╭─ TEXTO

“Tenho tão nítido o Brasil que pode ser e há de ser, que me dói demais o Brasil que é”
(Darcy Ribeiro)
Completados vinte anos da morte de Paulo Freire e Darcy Ribeiro em 2017, permanece tarefa intelectual e cidadã dialogar com as contribuições teóricas e políticas desses educadores, reinventando propostas pedagógicas que promovam a emancipação intelectual, a justiça social e a equidade de classe, etnia e gênero. Este dossiê se dedica a essa tarefa ao apresentar reflexões, memórias e práticas que atestam a vitalidade e a vivacidade dos legados de Darcy Ribeiro e Paulo Freire.
Roseli Figaro, em “Darcy Ribeiro e Paulo Freire: para pensar o Brasil”, alia memória afetiva e rigor científico na análise das aproximações e distanciamentos entre esses autores, no campo da comunicação. Luiz Roberto Alves, companheiro de trabalho de Freire, realiza, no ensaio “Paulo Freire e a comunhão educacional no mundo”, um diálogo ao modo freireano com um de seus últimos críticos, recuperando vozes e elucidando o pensamento de Freire a partir de seus próprios textos. Já em “Universidade em tempos de calamidade pública: crise ou projeto?”, de Leonardo Nolasco-Silva e Vittorio lo Bianco, a obra de Darcy Ribeiro serve de mapa para discutir a crise da universidade no estado do Rio de Janeiro e o lugar por ela ocupado na produção de um projeto de nação.
As lições de Darcy se desdobram nas memórias afetivas de duas profissionais que conviveram com o autor e participaram do seu sonho. Em “Vinte anos sem Darcy: impressões e notas”, Helena Bomeny reflete sobre a falta que um intelectual como Darcy faz em vários aspectos: da aposta no Brasil como sociedade à paixão pela literatura como expressão maior da criatividade intelectual, científica, política e afetiva. Nessa mesma direção, em “A lição de Lúcia”, Lúcia Velloso Maurício delineia, a partir do relato da experiência que vivenciou como diretora da escola de ensino fundamental de um projeto de Escola de Demonstração, a concepção de Darcy Ribeiro sobre educação básica e sua intensa preocupação com a formação de professores.
O legado de Paulo Freire e Darcy Ribeiro se apresenta em toda sua riqueza nos artigos que descrevem como essa inspiração se traduz em ação nos mais diversos campos. Em “Kaplún e as políticas de comunicação e educação do MST”, Alexandre Barbosa mostra as influências de Mario Kaplún, educomunicador argentino radicado no Uruguai, nas práticas pedagógicas e comunicativas do Movimento dos Trabalhadores Rurais Sem Terra (MST). No campo da educação indígena, Karla Pádua examina, em “A Formação Intercultural como um tempo de muitas aprendizagens”, as aprendizagens que emergiram das narrativas de professores/as indígenas participantes da primeira turma de um curso de Formação Intercultural de Educadores Indígenas, destacando as trocas de experiências entre grupos de etnias diversas e o aspecto prático do conhecimento escolar.

╰─
╭─ MATERIAL REUNIDO

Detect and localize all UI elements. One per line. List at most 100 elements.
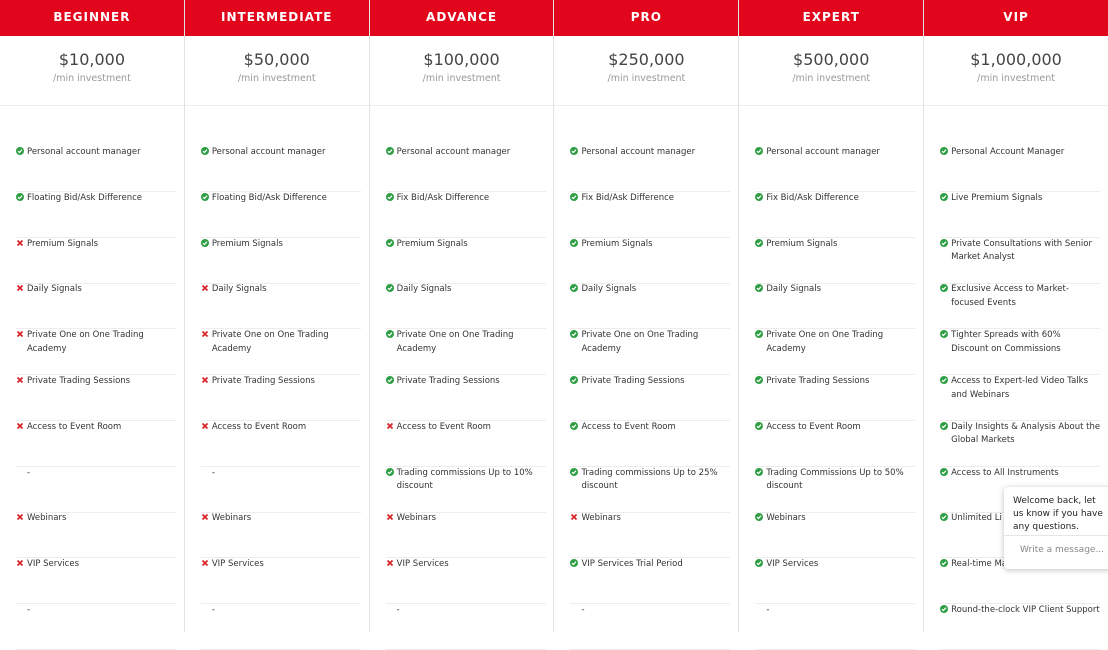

╰─

PARA RESOLVER »
#1 Em que país Mario Kaplún estava radicado, segundo o texto?
#2 Copie do texto o trecho que vai de "(Darcy Ribeiro)" até "e Paulo Freire.".
#3 Liste todos os títulos de trabalhos citados no texto.
Responda só com base no texto.

RESPOSTAS »
#1 No Uruguai.

#2
(Darcy Ribeiro)
Completados vinte anos da morte de Paulo Freire e Darcy Ribeiro em 2017, permanece tarefa intelectual e cidadã dialogar com as contribuições teóricas e políticas desses educadores, reinventando propostas pedagógicas que promovam a emancipação intelectual, a justiça social e a equidade de classe, etnia e gênero. Este dossiê se dedica a essa tarefa ao apresentar reflexões, memórias e práticas que atestam a vitalidade e a vivacidade dos legados de Darcy Ribeiro e Paulo Freire.

#3
"Darcy Ribeiro e Paulo Freire: para pensar o Brasil"
"Paulo Freire e a comunhão educacional no mundo"
"Universidade em tempos de calamidade pública: crise ou projeto?"
"Vinte anos sem Darcy: impressões e notas"
"A lição de Lúcia"
"Kaplún e as políticas de comunicação e educação do MST"
"A Formação Intercultural como um tempo de muitas aprendizagens"